**What to work on**
Print all of the data exactly.

**Task inputs**
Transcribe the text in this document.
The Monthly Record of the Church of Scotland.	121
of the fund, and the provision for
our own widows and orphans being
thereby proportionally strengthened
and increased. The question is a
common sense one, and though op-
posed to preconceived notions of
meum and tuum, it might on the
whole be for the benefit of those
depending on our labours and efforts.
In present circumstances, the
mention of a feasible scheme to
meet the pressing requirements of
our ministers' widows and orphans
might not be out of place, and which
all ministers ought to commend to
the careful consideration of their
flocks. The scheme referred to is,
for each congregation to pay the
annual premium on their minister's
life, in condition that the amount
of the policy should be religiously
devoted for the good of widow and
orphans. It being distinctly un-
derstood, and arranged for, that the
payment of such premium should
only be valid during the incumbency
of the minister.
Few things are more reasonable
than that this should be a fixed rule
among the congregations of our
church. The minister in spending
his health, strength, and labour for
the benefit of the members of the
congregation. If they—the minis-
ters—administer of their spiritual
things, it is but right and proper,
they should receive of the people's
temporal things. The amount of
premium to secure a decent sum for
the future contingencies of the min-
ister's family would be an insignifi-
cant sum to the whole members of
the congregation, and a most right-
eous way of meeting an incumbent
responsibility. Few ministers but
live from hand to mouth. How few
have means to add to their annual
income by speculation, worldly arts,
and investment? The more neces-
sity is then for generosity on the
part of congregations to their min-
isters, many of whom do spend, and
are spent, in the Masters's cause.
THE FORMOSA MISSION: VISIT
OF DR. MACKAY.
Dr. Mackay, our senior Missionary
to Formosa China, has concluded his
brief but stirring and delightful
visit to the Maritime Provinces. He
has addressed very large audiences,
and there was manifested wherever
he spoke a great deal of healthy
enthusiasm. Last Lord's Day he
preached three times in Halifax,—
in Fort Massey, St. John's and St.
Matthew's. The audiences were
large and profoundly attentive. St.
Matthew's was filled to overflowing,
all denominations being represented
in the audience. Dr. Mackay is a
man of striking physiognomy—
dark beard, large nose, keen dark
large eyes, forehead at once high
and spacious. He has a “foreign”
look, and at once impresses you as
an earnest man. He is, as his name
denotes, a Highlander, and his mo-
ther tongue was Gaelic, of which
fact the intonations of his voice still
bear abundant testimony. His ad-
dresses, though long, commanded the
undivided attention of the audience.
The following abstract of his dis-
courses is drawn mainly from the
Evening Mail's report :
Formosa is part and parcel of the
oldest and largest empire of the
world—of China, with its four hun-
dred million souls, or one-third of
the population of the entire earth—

**Response to the task**
Transcribe the text in this document.
The Monthly Record of the Church of Scotland.	121
of the fund, and the provision for
our own widows and orphans being
thereby proportionally strengthened
and increased. The question is a
common sense one, and though op-
posed to preconceived notions of
meum and tuum, it might on the
whole be for the benefit of those
depending on our labours and efforts.
In present circumstances, the
mention of a feasible scheme to
meet the pressing requirements of
our ministers' widows and orphans
might not be out of place, and which
all ministers ought to commend to
the careful consideration of their
flocks. The scheme referred to is,
for each congregation to pay the
annual premium on their minister's
life, in condition that the amount
of the policy should be religiously
devoted for the good of widow and
orphans. It being distinctly un-
derstood, and arranged for, that the
payment of such premium should
only be valid during the incumbency
of the minister.
Few things are more reasonable
than that this should be a fixed rule
among the congregations of our
church. The minister in spending
his health, strength, and labour for
the benefit of the members of the
congregation. If they—the minis-
ters—administer of their spiritual
things, it is but right and proper,
they should receive of the people's
temporal things. The amount of
premium to secure a decent sum for
the future contingencies of the min-
ister's family would be an insignifi-
cant sum to the whole members of
the congregation, and a most right-
eous way of meeting an incumbent
responsibility. Few ministers but
live from hand to mouth. How few
have means to add to their annual
income by speculation, worldly arts,
and investment? The more neces-
sity is then for generosity on the
part of congregations to their min-
isters, many of whom do spend, and
are spent, in the Masters's cause.
THE FORMOSA MISSION: VISIT
OF DR. MACKAY.
Dr. Mackay, our senior Missionary
to Formosa China, has concluded his
brief but stirring and delightful
visit to the Maritime Provinces. He
has addressed very large audiences,
and there was manifested wherever
he spoke a great deal of healthy
enthusiasm. Last Lord's Day he
preached three times in Halifax,—
in Fort Massey, St. John's and St.
Matthew's. The audiences were
large and profoundly attentive. St.
Matthew's was filled to overflowing,
all denominations being represented
in the audience. Dr. Mackay is a
man of striking physiognomy—
dark beard, large nose, keen dark
large eyes, forehead at once high
and spacious. He has a “foreign”
look, and at once impresses you as
an earnest man. He is, as his name
denotes, a Highlander, and his mo-
ther tongue was Gaelic, of which
fact the intonations of his voice still
bear abundant testimony. His ad-
dresses, though long, commanded the
undivided attention of the audience.
The following abstract of his dis-
courses is drawn mainly from the
Evening Mail's report :
Formosa is part and parcel of the
oldest and largest empire of the
world—of China, with its four hun-
dred million souls, or one-third of
the population of the entire earth—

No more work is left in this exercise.